■ WHAT YOU WILL DO:
Please retype the records below exactly, leaving out any pictures.

■ RECORDS SUPPLIED:

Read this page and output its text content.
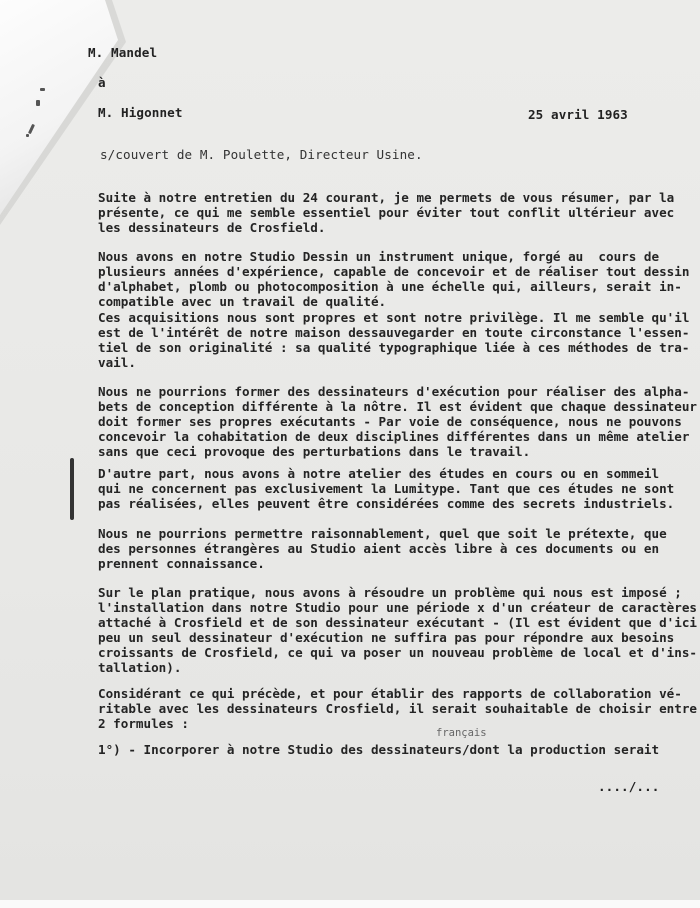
M. Mandel
à
M. Higonnet	25 avril 1963
s/couvert de M. Poulette, Directeur Usine.
Suite à notre entretien du 24 courant, je me permets de vous résumer, par la
présente, ce qui me semble essentiel pour éviter tout conflit ultérieur avec
les dessinateurs de Crosfield.
Nous avons en notre Studio Dessin un instrument unique, forgé au  cours de
plusieurs années d'expérience, capable de concevoir et de réaliser tout dessin
d'alphabet, plomb ou photocomposition à une échelle qui, ailleurs, serait in-
compatible avec un travail de qualité.
Ces acquisitions nous sont propres et sont notre privilège. Il me semble qu'il
est de l'intérêt de notre maison dessauvegarder en toute circonstance l'essen-
tiel de son originalité : sa qualité typographique liée à ces méthodes de tra-
vail.
Nous ne pourrions former des dessinateurs d'exécution pour réaliser des alpha-
bets de conception différente à la nôtre. Il est évident que chaque dessinateur
doit former ses propres exécutants - Par voie de conséquence, nous ne pouvons
concevoir la cohabitation de deux disciplines différentes dans un même atelier
sans que ceci provoque des perturbations dans le travail.
D'autre part, nous avons à notre atelier des études en cours ou en sommeil
qui ne concernent pas exclusivement la Lumitype. Tant que ces études ne sont
pas réalisées, elles peuvent être considérées comme des secrets industriels.
Nous ne pourrions permettre raisonnablement, quel que soit le prétexte, que
des personnes étrangères au Studio aient accès libre à ces documents ou en
prennent connaissance.
Sur le plan pratique, nous avons à résoudre un problème qui nous est imposé ;
l'installation dans notre Studio pour une période x d'un créateur de caractères
attaché à Crosfield et de son dessinateur exécutant - (Il est évident que d'ici
peu un seul dessinateur d'exécution ne suffira pas pour répondre aux besoins
croissants de Crosfield, ce qui va poser un nouveau problème de local et d'ins-
tallation).
Considérant ce qui précède, et pour établir des rapports de collaboration vé-
ritable avec les dessinateurs Crosfield, il serait souhaitable de choisir entre
2 formules :
français
1°) - Incorporer à notre Studio des dessinateurs/dont la production serait
..../...
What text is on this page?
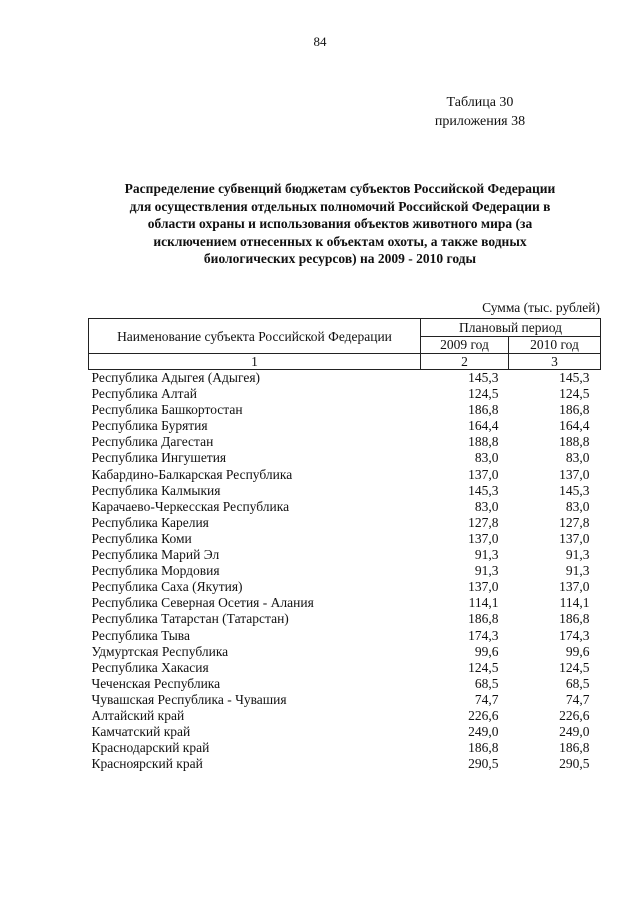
84
Таблица 30
приложения 38
Распределение субвенций бюджетам субъектов Российской Федерации
для осуществления отдельных полномочий Российской Федерации в
области охраны и использования объектов животного мира (за
исключением отнесенных к объектам охоты, а также водных
биологических ресурсов) на 2009 - 2010 годы
Сумма (тыс. рублей)
Наименование субъекта Российской Федерации	Плановый период	
	2009 год	2010 год
1	2	3
Республика Адыгея (Адыгея)	145,3	145,3
Республика Алтай	124,5	124,5
Республика Башкортостан	186,8	186,8
Республика Бурятия	164,4	164,4
Республика Дагестан	188,8	188,8
Республика Ингушетия	83,0	83,0
Кабардино-Балкарская Республика	137,0	137,0
Республика Калмыкия	145,3	145,3
Карачаево-Черкесская Республика	83,0	83,0
Республика Карелия	127,8	127,8
Республика Коми	137,0	137,0
Республика Марий Эл	91,3	91,3
Республика Мордовия	91,3	91,3
Республика Саха (Якутия)	137,0	137,0
Республика Северная Осетия - Алания	114,1	114,1
Республика Татарстан (Татарстан)	186,8	186,8
Республика Тыва	174,3	174,3
Удмуртская Республика	99,6	99,6
Республика Хакасия	124,5	124,5
Чеченская Республика	68,5	68,5
Чувашская Республика - Чувашия	74,7	74,7
Алтайский край	226,6	226,6
Камчатский край	249,0	249,0
Краснодарский край	186,8	186,8
Красноярский край	290,5	290,5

■ EXERCISE OUTPUT:
Read this page and output its text content.
M. Mandel
à
M. Higonnet	25 avril 1963
s/couvert de M. Poulette, Directeur Usine.
Suite à notre entretien du 24 courant, je me permets de vous résumer, par la
présente, ce qui me semble essentiel pour éviter tout conflit ultérieur avec
les dessinateurs de Crosfield.
Nous avons en notre Studio Dessin un instrument unique, forgé au  cours de
plusieurs années d'expérience, capable de concevoir et de réaliser tout dessin
d'alphabet, plomb ou photocomposition à une échelle qui, ailleurs, serait in-
compatible avec un travail de qualité.
Ces acquisitions nous sont propres et sont notre privilège. Il me semble qu'il
est de l'intérêt de notre maison dessauvegarder en toute circonstance l'essen-
tiel de son originalité : sa qualité typographique liée à ces méthodes de tra-
vail.
Nous ne pourrions former des dessinateurs d'exécution pour réaliser des alpha-
bets de conception différente à la nôtre. Il est évident que chaque dessinateur
doit former ses propres exécutants - Par voie de conséquence, nous ne pouvons
concevoir la cohabitation de deux disciplines différentes dans un même atelier
sans que ceci provoque des perturbations dans le travail.
D'autre part, nous avons à notre atelier des études en cours ou en sommeil
qui ne concernent pas exclusivement la Lumitype. Tant que ces études ne sont
pas réalisées, elles peuvent être considérées comme des secrets industriels.
Nous ne pourrions permettre raisonnablement, quel que soit le prétexte, que
des personnes étrangères au Studio aient accès libre à ces documents ou en
prennent connaissance.
Sur le plan pratique, nous avons à résoudre un problème qui nous est imposé ;
l'installation dans notre Studio pour une période x d'un créateur de caractères
attaché à Crosfield et de son dessinateur exécutant - (Il est évident que d'ici
peu un seul dessinateur d'exécution ne suffira pas pour répondre aux besoins
croissants de Crosfield, ce qui va poser un nouveau problème de local et d'ins-
tallation).
Considérant ce qui précède, et pour établir des rapports de collaboration vé-
ritable avec les dessinateurs Crosfield, il serait souhaitable de choisir entre
2 formules :
français
1°) - Incorporer à notre Studio des dessinateurs/dont la production serait
..../...
What text is on this page?
84
Таблица 30
приложения 38
Распределение субвенций бюджетам субъектов Российской Федерации
для осуществления отдельных полномочий Российской Федерации в
области охраны и использования объектов животного мира (за
исключением отнесенных к объектам охоты, а также водных
биологических ресурсов) на 2009 - 2010 годы
Сумма (тыс. рублей)
Наименование субъекта Российской Федерации	Плановый период	
	2009 год	2010 год
1	2	3
Республика Адыгея (Адыгея)	145,3	145,3
Республика Алтай	124,5	124,5
Республика Башкортостан	186,8	186,8
Республика Бурятия	164,4	164,4
Республика Дагестан	188,8	188,8
Республика Ингушетия	83,0	83,0
Кабардино-Балкарская Республика	137,0	137,0
Республика Калмыкия	145,3	145,3
Карачаево-Черкесская Республика	83,0	83,0
Республика Карелия	127,8	127,8
Республика Коми	137,0	137,0
Республика Марий Эл	91,3	91,3
Республика Мордовия	91,3	91,3
Республика Саха (Якутия)	137,0	137,0
Республика Северная Осетия - Алания	114,1	114,1
Республика Татарстан (Татарстан)	186,8	186,8
Республика Тыва	174,3	174,3
Удмуртская Республика	99,6	99,6
Республика Хакасия	124,5	124,5
Чеченская Республика	68,5	68,5
Чувашская Республика - Чувашия	74,7	74,7
Алтайский край	226,6	226,6
Камчатский край	249,0	249,0
Краснодарский край	186,8	186,8
Красноярский край	290,5	290,5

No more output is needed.